Write out all lines holding the word "你好三月".

* **Source data**
━━━━━━━━━━━━━━━━━━━━
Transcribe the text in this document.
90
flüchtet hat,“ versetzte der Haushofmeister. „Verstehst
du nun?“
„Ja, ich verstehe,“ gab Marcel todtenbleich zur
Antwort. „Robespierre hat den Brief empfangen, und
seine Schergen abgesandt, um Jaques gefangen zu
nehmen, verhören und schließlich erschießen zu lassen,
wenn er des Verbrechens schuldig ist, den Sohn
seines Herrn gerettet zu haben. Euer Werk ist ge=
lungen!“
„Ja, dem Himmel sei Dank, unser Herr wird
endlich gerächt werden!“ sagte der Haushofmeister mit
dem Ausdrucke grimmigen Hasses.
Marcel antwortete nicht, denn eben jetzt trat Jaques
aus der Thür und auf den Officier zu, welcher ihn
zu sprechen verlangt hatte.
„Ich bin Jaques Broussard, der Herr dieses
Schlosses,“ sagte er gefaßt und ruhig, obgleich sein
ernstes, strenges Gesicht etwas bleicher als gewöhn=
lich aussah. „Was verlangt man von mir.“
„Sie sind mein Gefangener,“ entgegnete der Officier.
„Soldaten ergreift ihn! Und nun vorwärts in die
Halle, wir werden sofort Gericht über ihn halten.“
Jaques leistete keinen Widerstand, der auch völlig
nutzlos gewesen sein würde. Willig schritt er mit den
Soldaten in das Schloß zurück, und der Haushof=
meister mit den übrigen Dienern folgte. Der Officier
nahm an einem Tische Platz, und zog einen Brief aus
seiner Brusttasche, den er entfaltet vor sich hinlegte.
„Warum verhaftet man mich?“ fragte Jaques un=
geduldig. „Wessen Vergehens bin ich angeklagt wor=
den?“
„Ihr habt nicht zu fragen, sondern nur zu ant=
━━━━━━━━━━━━━━━━━━━━
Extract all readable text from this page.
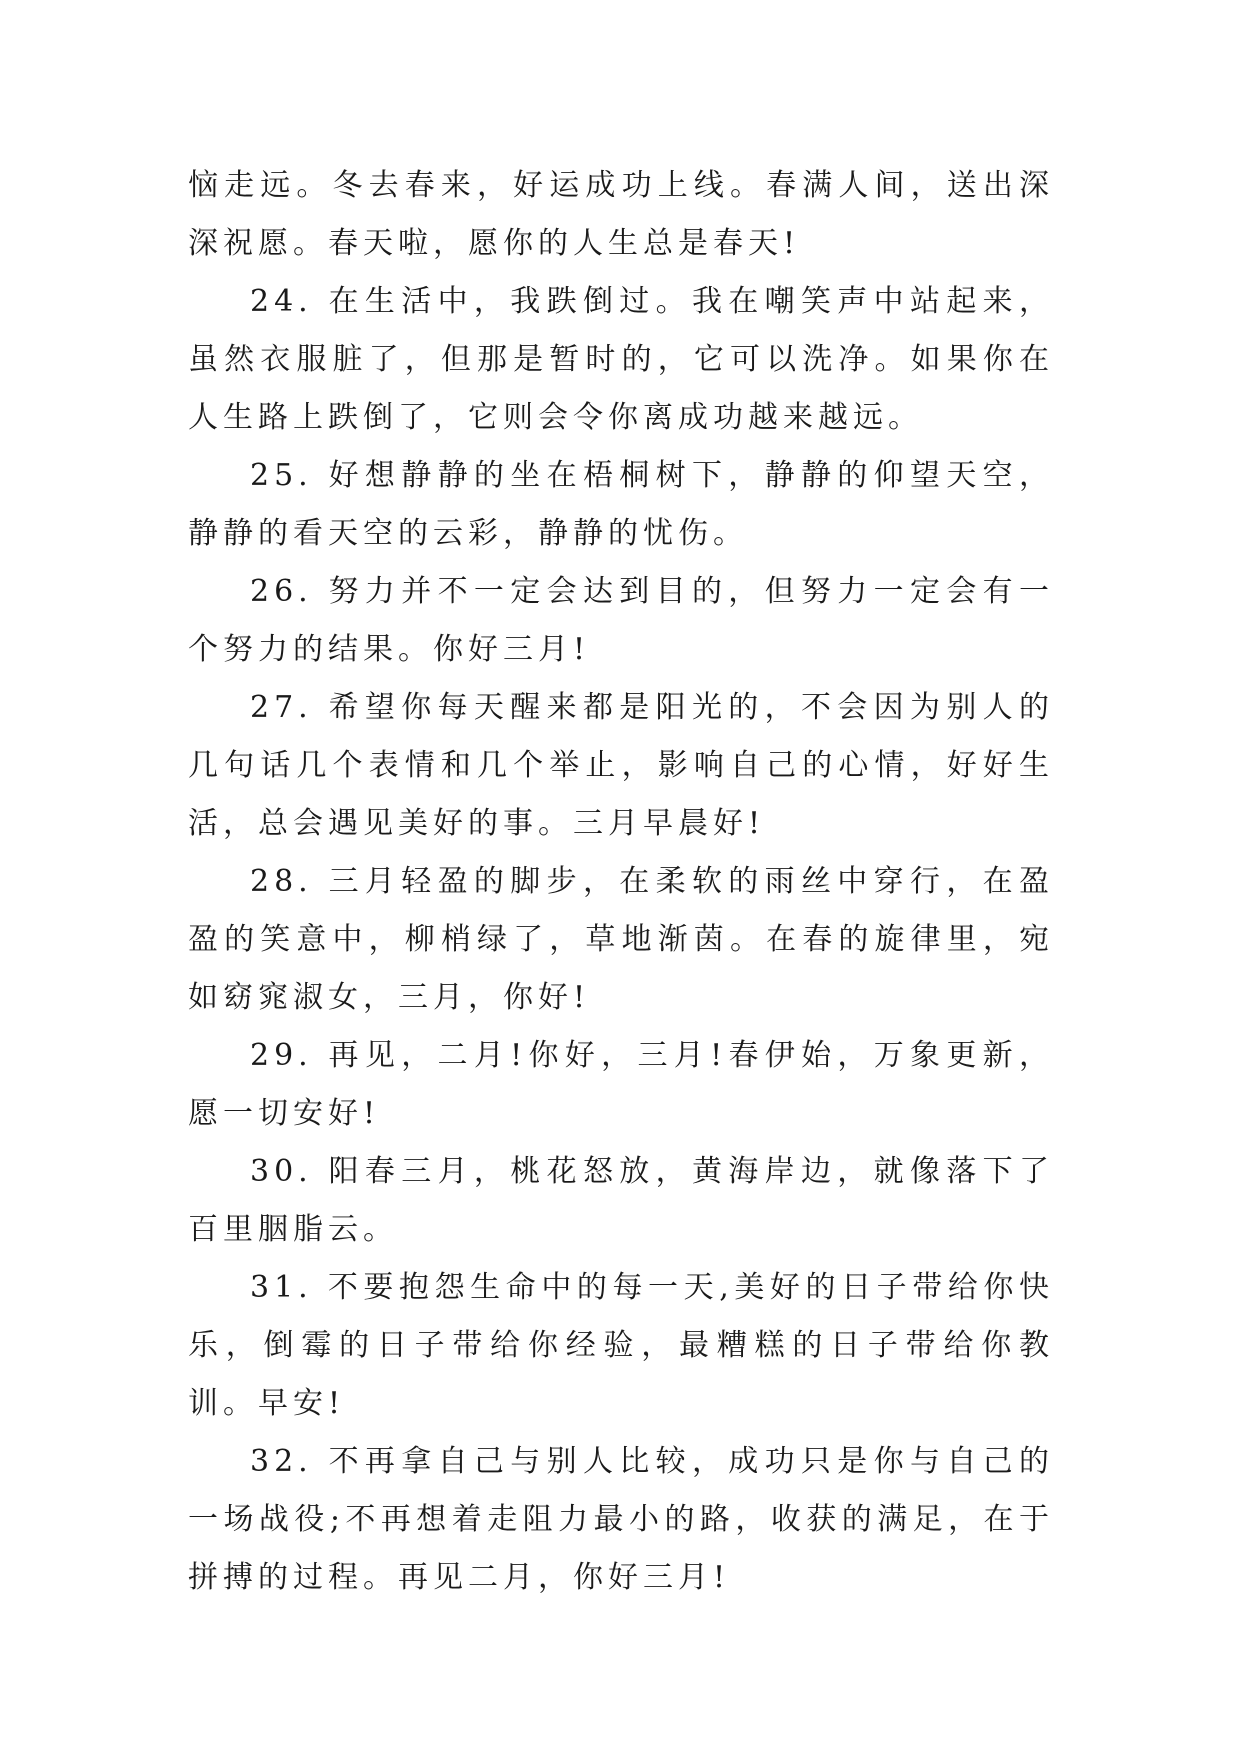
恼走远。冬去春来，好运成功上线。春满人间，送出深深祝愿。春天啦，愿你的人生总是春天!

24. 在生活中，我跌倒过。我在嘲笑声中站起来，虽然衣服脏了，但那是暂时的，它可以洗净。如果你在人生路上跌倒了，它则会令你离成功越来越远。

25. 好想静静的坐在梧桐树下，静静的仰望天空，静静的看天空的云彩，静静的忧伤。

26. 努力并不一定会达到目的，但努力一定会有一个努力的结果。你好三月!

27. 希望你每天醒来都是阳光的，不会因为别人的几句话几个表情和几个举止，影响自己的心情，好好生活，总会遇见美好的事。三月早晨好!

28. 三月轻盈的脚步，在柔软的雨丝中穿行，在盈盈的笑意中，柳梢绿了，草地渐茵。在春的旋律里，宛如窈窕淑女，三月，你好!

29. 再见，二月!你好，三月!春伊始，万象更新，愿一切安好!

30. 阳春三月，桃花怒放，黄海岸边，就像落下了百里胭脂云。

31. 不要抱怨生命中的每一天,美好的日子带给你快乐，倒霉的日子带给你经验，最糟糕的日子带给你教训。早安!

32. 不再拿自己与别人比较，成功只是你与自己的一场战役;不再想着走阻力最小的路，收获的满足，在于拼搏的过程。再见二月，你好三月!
━━━━━━━━━━━━━━━━━━━━
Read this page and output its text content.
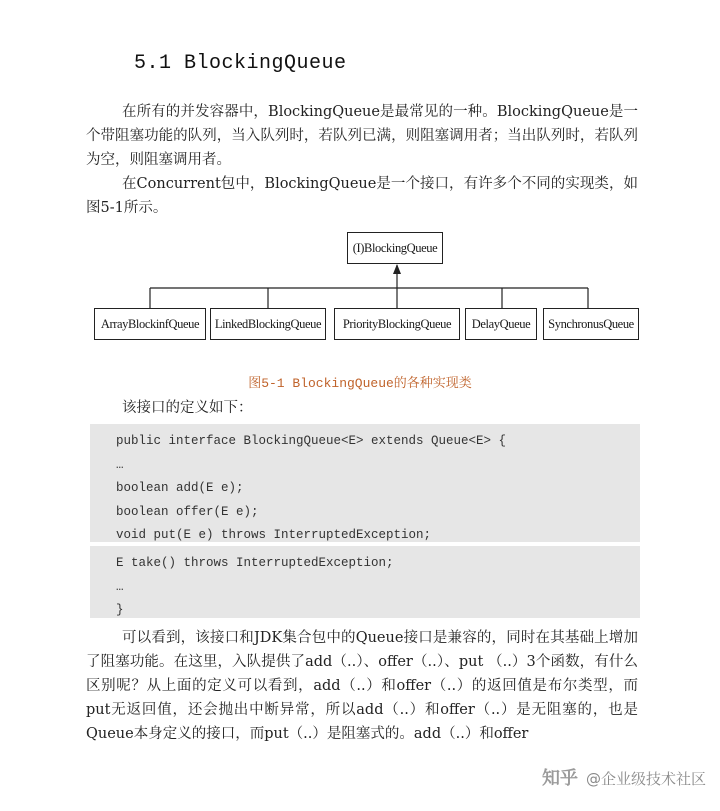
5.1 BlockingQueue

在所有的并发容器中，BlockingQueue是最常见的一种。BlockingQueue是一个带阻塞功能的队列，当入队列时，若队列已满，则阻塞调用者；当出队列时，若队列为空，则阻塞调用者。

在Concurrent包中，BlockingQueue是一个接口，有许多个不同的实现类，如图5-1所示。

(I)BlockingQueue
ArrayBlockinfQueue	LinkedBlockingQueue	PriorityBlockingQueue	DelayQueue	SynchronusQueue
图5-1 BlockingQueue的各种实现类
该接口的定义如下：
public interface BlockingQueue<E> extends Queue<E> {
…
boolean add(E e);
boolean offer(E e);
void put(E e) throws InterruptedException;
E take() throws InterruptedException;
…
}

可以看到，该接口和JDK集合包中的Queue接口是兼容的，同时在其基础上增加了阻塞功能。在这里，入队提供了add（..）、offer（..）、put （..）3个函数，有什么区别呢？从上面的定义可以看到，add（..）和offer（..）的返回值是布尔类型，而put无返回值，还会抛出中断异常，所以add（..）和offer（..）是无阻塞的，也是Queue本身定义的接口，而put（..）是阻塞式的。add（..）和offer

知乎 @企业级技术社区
━━━━━━━━━━━━━━━━━━━━
* **Solution for this exercise**
26. 努力并不一定会达到目的，但努力一定会有一个努力的结果。你好三月!
32. 不再拿自己与别人比较，成功只是你与自己的一场战役;不再想着走阻力最小的路，收获的满足，在于拼搏的过程。再见二月，你好三月!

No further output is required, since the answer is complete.